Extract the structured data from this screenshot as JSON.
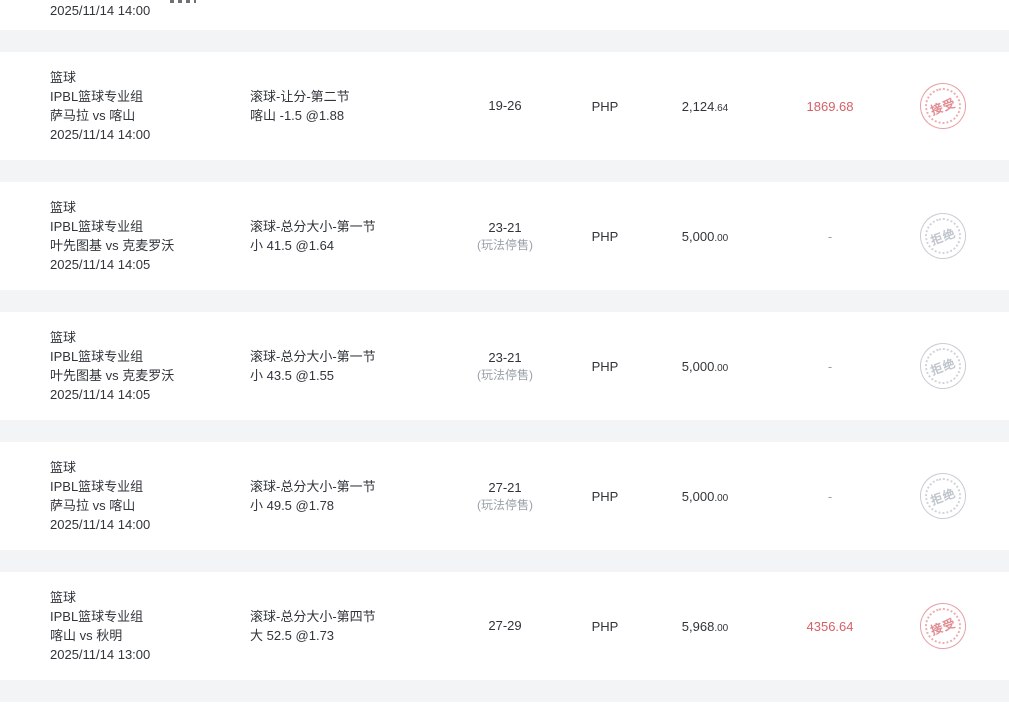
{
  "page": {
    "background_color": "#f3f4f6",
    "row_color": "#ffffff",
    "text_color": "#30353b",
    "muted_color": "#9aa1a9",
    "red_color": "#d75f66",
    "stamp_red_color": "#e8a0a4",
    "stamp_gray_color": "#c8cdd4"
  },
  "partial_row": {
    "datetime": "2025/11/14 14:00"
  },
  "rows": [
    {
      "sport": "篮球",
      "league": "IPBL篮球专业组",
      "teams": "萨马拉 vs 喀山",
      "datetime": "2025/11/14 14:00",
      "market": "滚球-让分-第二节",
      "selection": "喀山 -1.5 @1.88",
      "score": "19-26",
      "status": "",
      "currency": "PHP",
      "amount_main": "2,124",
      "amount_dec": ".64",
      "result": "1869.68",
      "result_is_win": true,
      "stamp": "接受",
      "stamp_type": "accepted"
    },
    {
      "sport": "篮球",
      "league": "IPBL篮球专业组",
      "teams": "叶先图基 vs 克麦罗沃",
      "datetime": "2025/11/14 14:05",
      "market": "滚球-总分大小-第一节",
      "selection": "小 41.5 @1.64",
      "score": "23-21",
      "status": "(玩法停售)",
      "currency": "PHP",
      "amount_main": "5,000",
      "amount_dec": ".00",
      "result": "-",
      "result_is_win": false,
      "stamp": "拒绝",
      "stamp_type": "rejected"
    },
    {
      "sport": "篮球",
      "league": "IPBL篮球专业组",
      "teams": "叶先图基 vs 克麦罗沃",
      "datetime": "2025/11/14 14:05",
      "market": "滚球-总分大小-第一节",
      "selection": "小 43.5 @1.55",
      "score": "23-21",
      "status": "(玩法停售)",
      "currency": "PHP",
      "amount_main": "5,000",
      "amount_dec": ".00",
      "result": "-",
      "result_is_win": false,
      "stamp": "拒绝",
      "stamp_type": "rejected"
    },
    {
      "sport": "篮球",
      "league": "IPBL篮球专业组",
      "teams": "萨马拉 vs 喀山",
      "datetime": "2025/11/14 14:00",
      "market": "滚球-总分大小-第一节",
      "selection": "小 49.5 @1.78",
      "score": "27-21",
      "status": "(玩法停售)",
      "currency": "PHP",
      "amount_main": "5,000",
      "amount_dec": ".00",
      "result": "-",
      "result_is_win": false,
      "stamp": "拒绝",
      "stamp_type": "rejected"
    },
    {
      "sport": "篮球",
      "league": "IPBL篮球专业组",
      "teams": "喀山 vs 秋明",
      "datetime": "2025/11/14 13:00",
      "market": "滚球-总分大小-第四节",
      "selection": "大 52.5 @1.73",
      "score": "27-29",
      "status": "",
      "currency": "PHP",
      "amount_main": "5,968",
      "amount_dec": ".00",
      "result": "4356.64",
      "result_is_win": true,
      "stamp": "接受",
      "stamp_type": "accepted"
    }
  ]
}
-=-=-=-=-
Out of the material above, select every line that holds the string "selection".

▶ [Result for this task]:
      "selection": "喀山 -1.5 @1.88",
      "selection": "小 41.5 @1.64",
      "selection": "小 43.5 @1.55",
      "selection": "小 49.5 @1.78",
      "selection": "大 52.5 @1.73",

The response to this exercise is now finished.